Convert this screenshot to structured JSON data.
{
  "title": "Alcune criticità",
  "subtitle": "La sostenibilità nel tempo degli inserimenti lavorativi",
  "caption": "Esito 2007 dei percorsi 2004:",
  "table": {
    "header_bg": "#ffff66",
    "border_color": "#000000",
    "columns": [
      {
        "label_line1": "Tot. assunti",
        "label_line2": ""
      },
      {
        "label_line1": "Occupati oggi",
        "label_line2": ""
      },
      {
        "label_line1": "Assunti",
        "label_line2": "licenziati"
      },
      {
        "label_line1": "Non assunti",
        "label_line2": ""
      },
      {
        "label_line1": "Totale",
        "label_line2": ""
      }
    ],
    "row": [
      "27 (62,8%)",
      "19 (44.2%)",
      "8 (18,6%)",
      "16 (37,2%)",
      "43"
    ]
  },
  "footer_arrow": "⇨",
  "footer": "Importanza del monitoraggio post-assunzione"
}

──────

Write out every entry verbatim.

Convert this screenshot to structured JSON data.
{
  "title": "Alcune criticità",
  "subtitle": "La sostenibilità nel tempo degli inserimenti lavorativi",
  "caption": "Esito 2007 dei percorsi 2004:",
  "table": {
    "header_bg": "#ffff66",
    "border_color": "#000000",
    "columns": [
      {
        "label_line1": "Tot. assunti",
        "label_line2": ""
      },
      {
        "label_line1": "Occupati oggi",
        "label_line2": ""
      },
      {
        "label_line1": "Assunti",
        "label_line2": "licenziati"
      },
      {
        "label_line1": "Non assunti",
        "label_line2": ""
      },
      {
        "label_line1": "Totale",
        "label_line2": ""
      }
    ],
    "row": [
      "27 (62,8%)",
      "19 (44.2%)",
      "8 (18,6%)",
      "16 (37,2%)",
      "43"
    ]
  },
  "footer_arrow": "⇨",
  "footer": "Importanza del monitoraggio post-assunzione"
}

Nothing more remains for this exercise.